-- BEGIN --
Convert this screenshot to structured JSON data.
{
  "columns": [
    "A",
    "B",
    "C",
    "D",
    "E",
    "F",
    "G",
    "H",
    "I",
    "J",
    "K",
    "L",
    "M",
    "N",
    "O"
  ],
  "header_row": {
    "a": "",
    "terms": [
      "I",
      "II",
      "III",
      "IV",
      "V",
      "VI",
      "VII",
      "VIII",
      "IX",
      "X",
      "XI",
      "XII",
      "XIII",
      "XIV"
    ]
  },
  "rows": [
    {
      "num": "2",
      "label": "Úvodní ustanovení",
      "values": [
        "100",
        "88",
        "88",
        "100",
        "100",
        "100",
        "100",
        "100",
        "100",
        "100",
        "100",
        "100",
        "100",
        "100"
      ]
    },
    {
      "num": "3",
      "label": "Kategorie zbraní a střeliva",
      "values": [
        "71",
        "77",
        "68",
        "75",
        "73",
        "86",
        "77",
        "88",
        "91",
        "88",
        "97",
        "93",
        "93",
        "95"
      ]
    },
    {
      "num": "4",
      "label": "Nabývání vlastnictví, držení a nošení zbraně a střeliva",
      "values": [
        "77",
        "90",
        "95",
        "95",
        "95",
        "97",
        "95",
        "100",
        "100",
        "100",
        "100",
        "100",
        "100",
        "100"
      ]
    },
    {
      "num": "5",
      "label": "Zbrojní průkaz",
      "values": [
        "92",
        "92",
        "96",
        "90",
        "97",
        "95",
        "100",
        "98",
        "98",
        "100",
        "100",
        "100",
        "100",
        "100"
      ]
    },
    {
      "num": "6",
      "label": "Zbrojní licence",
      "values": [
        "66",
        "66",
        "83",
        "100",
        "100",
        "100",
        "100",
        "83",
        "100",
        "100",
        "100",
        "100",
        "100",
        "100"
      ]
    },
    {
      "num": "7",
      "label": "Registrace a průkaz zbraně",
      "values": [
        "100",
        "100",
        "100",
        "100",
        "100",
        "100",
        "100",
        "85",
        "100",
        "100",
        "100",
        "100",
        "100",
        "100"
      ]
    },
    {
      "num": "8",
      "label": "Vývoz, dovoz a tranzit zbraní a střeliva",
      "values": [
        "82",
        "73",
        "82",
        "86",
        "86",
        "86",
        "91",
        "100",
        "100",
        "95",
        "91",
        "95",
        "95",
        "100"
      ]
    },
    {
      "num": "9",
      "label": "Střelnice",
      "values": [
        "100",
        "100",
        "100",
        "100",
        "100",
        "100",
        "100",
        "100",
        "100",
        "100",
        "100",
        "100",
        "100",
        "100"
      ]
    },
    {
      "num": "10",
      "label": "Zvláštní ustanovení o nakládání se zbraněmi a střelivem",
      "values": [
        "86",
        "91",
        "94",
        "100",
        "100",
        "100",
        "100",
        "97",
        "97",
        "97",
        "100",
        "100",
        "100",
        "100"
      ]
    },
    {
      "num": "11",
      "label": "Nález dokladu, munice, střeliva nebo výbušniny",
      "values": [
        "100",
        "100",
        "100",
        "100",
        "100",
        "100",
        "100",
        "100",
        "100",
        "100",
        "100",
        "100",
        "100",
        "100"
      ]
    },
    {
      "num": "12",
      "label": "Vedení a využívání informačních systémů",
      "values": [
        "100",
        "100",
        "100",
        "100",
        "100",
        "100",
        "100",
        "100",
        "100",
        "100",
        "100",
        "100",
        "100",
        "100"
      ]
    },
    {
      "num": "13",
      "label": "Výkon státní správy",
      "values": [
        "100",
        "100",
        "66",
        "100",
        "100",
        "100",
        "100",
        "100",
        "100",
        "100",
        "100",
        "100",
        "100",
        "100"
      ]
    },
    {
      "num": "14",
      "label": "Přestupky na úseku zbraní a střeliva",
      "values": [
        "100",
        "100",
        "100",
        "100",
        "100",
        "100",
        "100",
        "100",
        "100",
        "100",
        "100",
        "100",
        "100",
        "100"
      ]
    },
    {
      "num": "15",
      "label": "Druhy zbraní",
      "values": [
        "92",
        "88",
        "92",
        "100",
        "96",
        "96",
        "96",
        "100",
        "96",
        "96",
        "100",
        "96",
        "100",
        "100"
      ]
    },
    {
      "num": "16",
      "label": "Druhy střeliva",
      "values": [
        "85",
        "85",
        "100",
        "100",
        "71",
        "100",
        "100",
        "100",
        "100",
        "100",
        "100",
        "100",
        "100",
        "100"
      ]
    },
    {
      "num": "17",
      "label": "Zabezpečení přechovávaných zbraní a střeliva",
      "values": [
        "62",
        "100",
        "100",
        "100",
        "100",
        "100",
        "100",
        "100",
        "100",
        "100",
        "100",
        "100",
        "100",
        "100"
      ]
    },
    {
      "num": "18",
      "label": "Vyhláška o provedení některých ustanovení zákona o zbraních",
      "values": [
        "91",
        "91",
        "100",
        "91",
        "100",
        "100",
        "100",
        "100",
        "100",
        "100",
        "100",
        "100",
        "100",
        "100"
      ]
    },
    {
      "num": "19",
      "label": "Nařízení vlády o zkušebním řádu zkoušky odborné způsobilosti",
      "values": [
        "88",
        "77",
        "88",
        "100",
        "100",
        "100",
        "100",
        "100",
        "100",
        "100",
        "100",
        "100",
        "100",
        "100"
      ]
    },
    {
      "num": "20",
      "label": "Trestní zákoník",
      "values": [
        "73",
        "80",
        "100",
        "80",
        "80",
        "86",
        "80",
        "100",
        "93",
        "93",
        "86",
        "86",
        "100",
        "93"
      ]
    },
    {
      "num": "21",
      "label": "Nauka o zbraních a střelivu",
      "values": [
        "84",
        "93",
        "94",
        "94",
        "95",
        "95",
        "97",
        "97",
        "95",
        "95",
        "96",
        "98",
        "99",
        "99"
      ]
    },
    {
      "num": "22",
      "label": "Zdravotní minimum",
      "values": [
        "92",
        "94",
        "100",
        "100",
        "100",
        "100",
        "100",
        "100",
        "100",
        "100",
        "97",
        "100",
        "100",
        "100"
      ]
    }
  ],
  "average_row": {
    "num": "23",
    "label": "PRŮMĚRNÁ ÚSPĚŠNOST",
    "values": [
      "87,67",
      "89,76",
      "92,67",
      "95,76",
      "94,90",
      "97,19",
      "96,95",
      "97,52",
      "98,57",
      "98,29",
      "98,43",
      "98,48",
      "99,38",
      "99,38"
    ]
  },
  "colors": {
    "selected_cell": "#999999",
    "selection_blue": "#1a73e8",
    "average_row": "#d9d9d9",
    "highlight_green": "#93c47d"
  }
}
-- END --
SHORT TASK >>
Of the lines in the data, how many contain the word "ustanovení"? Provide the number and nothing further.

REPLY TO THE TASK >>
3